[Start PASSAGE SHOWN]
Barry Lopez, March 24, 2003, McKenzie River, Oregon © David Liittschwager

Barry Lopez was born in 1945 in Port Chester, New York. He grew up in Southern California and New York City and attended college in the Midwest before moving to Oregon, where he lived on the McKenzie River from 1968 until his passing in December of 2020. He was an author, essayist, and short-story writer, and traveled extensively in remote and populated parts of the world.

Lopez was the author of Arctic Dreams: Imagination and Desire in a Northern Landscape, for which he received the National Book Award in 1986; Of Wolves and Men, a National Book Award finalist in 1978, which was awarded the John Burroughs and Christopher medals; and eight works of fiction, including Light Action in the Caribbean, Field Notes, and Resistance. His essays are collected in two books, Crossing Open Ground and About This Life. He contributed regularly to Harper’s, Granta, The Georgia Review, Orion, Outside, The Paris Review, Manoa, and other publications in the United States and abroad. His most recent books were Home Ground: Language for an American Landscape (2006), a reader’s dictionary of regional landscape terms, which he edited with Debra Gwartney; Outside (2015), a collection of six stories with engravings by Barry Moser; and Horizon (2019).
[End PASSAGE SHOWN]
[Start MATERIAL]
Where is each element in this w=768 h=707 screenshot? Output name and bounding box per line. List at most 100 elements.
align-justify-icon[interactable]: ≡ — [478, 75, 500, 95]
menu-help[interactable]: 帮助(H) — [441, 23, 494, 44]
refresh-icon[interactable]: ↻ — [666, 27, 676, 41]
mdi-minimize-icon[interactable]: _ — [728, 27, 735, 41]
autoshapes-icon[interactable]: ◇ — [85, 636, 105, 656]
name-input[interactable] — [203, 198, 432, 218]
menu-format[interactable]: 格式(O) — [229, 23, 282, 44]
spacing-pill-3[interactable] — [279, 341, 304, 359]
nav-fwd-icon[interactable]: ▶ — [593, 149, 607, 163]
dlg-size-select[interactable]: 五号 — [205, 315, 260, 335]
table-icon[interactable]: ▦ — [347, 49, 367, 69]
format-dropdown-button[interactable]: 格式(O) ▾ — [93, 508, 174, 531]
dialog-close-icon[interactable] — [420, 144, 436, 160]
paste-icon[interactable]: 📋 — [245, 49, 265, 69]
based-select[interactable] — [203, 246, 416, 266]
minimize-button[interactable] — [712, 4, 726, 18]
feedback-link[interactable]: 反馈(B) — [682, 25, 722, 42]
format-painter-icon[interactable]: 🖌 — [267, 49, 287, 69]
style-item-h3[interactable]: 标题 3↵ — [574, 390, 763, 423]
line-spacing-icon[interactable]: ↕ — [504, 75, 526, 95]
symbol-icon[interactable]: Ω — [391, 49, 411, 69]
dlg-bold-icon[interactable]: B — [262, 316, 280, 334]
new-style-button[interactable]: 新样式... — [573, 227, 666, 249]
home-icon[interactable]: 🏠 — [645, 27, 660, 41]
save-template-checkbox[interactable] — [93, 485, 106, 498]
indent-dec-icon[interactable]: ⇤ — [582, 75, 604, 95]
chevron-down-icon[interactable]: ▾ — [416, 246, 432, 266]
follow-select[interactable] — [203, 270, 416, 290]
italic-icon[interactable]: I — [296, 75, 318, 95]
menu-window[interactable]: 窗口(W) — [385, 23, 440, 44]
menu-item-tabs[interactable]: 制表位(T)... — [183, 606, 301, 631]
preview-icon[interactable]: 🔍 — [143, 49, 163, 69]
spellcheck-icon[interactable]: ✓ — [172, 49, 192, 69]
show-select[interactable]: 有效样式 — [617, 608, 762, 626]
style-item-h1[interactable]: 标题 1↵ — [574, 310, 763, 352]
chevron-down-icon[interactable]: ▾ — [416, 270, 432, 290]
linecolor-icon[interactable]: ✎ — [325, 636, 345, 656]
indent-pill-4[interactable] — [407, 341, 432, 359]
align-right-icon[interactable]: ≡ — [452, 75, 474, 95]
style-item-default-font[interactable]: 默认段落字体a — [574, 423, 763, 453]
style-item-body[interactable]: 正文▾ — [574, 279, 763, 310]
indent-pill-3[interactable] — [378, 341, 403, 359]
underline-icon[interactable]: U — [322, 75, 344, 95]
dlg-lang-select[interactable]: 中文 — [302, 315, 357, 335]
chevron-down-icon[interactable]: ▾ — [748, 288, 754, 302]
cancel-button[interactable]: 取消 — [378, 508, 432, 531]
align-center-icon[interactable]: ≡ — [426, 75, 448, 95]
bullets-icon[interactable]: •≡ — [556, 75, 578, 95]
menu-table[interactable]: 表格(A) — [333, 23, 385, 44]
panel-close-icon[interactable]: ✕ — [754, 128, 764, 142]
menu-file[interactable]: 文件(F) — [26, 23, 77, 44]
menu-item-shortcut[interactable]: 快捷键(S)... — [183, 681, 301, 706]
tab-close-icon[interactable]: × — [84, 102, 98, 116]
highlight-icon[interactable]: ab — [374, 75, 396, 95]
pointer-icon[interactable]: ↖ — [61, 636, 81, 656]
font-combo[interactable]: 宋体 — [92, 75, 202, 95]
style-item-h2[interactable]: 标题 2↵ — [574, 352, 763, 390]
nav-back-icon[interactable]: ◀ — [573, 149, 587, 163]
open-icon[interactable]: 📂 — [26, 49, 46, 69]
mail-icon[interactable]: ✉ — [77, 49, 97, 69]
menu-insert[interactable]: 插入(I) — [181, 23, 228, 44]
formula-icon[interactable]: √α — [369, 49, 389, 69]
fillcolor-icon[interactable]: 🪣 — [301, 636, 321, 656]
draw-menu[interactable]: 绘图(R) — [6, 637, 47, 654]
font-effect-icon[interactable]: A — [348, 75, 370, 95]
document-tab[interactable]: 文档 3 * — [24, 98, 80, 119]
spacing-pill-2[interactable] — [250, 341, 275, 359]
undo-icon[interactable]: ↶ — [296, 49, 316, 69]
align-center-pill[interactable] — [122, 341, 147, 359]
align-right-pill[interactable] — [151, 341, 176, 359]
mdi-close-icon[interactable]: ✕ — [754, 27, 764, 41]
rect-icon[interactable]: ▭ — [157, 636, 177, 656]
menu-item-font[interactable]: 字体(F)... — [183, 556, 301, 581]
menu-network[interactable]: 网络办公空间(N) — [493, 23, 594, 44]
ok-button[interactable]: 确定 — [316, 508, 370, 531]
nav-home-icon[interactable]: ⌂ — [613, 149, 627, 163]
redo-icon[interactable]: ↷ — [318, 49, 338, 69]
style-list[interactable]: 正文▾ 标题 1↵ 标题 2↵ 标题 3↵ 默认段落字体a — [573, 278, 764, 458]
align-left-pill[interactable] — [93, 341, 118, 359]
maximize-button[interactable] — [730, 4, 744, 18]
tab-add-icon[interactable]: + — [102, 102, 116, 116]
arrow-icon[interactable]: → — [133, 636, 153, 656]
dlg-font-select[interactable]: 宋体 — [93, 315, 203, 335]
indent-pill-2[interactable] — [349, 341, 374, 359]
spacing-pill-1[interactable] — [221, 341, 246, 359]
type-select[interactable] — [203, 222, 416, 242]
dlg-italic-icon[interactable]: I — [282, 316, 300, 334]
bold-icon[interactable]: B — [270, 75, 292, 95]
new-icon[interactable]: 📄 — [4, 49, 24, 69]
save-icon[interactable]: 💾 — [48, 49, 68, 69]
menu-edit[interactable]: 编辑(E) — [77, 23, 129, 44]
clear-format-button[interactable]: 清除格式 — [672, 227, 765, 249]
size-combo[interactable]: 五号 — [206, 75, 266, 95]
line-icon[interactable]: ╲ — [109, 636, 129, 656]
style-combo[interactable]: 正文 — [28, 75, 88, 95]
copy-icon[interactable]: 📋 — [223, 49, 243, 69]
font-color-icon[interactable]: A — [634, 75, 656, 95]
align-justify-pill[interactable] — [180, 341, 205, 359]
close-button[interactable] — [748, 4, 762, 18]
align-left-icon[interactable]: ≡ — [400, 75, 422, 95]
[End MATERIAL]
- [EXERCISE TASK] Reproduce the Barry Lopez passage between "Lopez was the" and "and Horizon (2019).", inclusive. The records are separate material and have no connection to the Barry Lopez passage.

- [REPLY TO THE EXERCISE]
Lopez was the author of Arctic Dreams: Imagination and Desire in a Northern Landscape, for which he received the National Book Award in 1986; Of Wolves and Men, a National Book Award finalist in 1978, which was awarded the John Burroughs and Christopher medals; and eight works of fiction, including Light Action in the Caribbean, Field Notes, and Resistance. His essays are collected in two books, Crossing Open Ground and About This Life. He contributed regularly to Harper’s, Granta, The Georgia Review, Orion, Outside, The Paris Review, Manoa, and other publications in the United States and abroad. His most recent books were Home Ground: Language for an American Landscape (2006), a reader’s dictionary of regional landscape terms, which he edited with Debra Gwartney; Outside (2015), a collection of six stories with engravings by Barry Moser; and Horizon (2019).